Extracted data entries

* Start *

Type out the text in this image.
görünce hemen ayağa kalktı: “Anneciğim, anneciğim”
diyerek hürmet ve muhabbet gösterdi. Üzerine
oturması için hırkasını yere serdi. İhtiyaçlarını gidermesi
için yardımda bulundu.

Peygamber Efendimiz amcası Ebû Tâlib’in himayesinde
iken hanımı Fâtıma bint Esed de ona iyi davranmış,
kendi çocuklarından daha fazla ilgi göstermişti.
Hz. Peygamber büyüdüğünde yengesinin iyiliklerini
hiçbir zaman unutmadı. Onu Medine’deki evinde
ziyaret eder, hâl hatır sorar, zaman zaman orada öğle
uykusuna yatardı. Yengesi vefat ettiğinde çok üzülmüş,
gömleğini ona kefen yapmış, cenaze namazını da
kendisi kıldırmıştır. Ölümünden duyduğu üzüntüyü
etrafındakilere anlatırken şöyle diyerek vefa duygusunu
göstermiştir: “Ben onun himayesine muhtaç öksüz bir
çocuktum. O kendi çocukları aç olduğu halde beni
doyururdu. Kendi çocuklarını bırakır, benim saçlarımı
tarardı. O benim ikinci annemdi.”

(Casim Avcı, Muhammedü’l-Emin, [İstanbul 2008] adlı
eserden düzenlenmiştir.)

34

* End *

Your task is to extract all of the records exactly.

■ OUTPUT FOR THIS TASK:
Type out the text in this image.
görünce hemen ayağa kalktı: “Anneciğim, anneciğim”
diyerek hürmet ve muhabbet gösterdi. Üzerine
oturması için hırkasını yere serdi. İhtiyaçlarını gidermesi
için yardımda bulundu.

Peygamber Efendimiz amcası Ebû Tâlib’in himayesinde
iken hanımı Fâtıma bint Esed de ona iyi davranmış,
kendi çocuklarından daha fazla ilgi göstermişti.
Hz. Peygamber büyüdüğünde yengesinin iyiliklerini
hiçbir zaman unutmadı. Onu Medine’deki evinde
ziyaret eder, hâl hatır sorar, zaman zaman orada öğle
uykusuna yatardı. Yengesi vefat ettiğinde çok üzülmüş,
gömleğini ona kefen yapmış, cenaze namazını da
kendisi kıldırmıştır. Ölümünden duyduğu üzüntüyü
etrafındakilere anlatırken şöyle diyerek vefa duygusunu
göstermiştir: “Ben onun himayesine muhtaç öksüz bir
çocuktum. O kendi çocukları aç olduğu halde beni
doyururdu. Kendi çocuklarını bırakır, benim saçlarımı
tarardı. O benim ikinci annemdi.”

(Casim Avcı, Muhammedü’l-Emin, [İstanbul 2008] adlı
eserden düzenlenmiştir.)

34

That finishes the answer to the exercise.